Provided entries:
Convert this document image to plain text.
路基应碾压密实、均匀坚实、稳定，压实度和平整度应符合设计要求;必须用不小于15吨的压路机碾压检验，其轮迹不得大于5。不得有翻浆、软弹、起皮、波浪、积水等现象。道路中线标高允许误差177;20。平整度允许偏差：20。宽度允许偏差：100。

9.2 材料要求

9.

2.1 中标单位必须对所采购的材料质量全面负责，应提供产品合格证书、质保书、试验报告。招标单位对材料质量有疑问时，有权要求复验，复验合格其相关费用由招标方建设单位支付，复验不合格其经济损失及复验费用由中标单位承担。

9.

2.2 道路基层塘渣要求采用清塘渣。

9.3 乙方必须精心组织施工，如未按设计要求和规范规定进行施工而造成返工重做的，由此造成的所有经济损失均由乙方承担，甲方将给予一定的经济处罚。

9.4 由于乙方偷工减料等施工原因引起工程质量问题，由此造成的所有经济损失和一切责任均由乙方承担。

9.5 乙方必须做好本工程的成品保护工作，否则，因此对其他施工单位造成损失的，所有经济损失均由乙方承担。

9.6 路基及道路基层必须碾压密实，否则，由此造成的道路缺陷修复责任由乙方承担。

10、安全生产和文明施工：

Job: Copy every line exactly. Leave nothing out.

Answer to this exercise:
Convert this document image to plain text.
路基应碾压密实、均匀坚实、稳定，压实度和平整度应符合设计要求;必须用不小于15吨的压路机碾压检验，其轮迹不得大于5。不得有翻浆、软弹、起皮、波浪、积水等现象。道路中线标高允许误差177;20。平整度允许偏差：20。宽度允许偏差：100。

9.2 材料要求

9.

2.1 中标单位必须对所采购的材料质量全面负责，应提供产品合格证书、质保书、试验报告。招标单位对材料质量有疑问时，有权要求复验，复验合格其相关费用由招标方建设单位支付，复验不合格其经济损失及复验费用由中标单位承担。

9.

2.2 道路基层塘渣要求采用清塘渣。

9.3 乙方必须精心组织施工，如未按设计要求和规范规定进行施工而造成返工重做的，由此造成的所有经济损失均由乙方承担，甲方将给予一定的经济处罚。

9.4 由于乙方偷工减料等施工原因引起工程质量问题，由此造成的所有经济损失和一切责任均由乙方承担。

9.5 乙方必须做好本工程的成品保护工作，否则，因此对其他施工单位造成损失的，所有经济损失均由乙方承担。

9.6 路基及道路基层必须碾压密实，否则，由此造成的道路缺陷修复责任由乙方承担。

10、安全生产和文明施工：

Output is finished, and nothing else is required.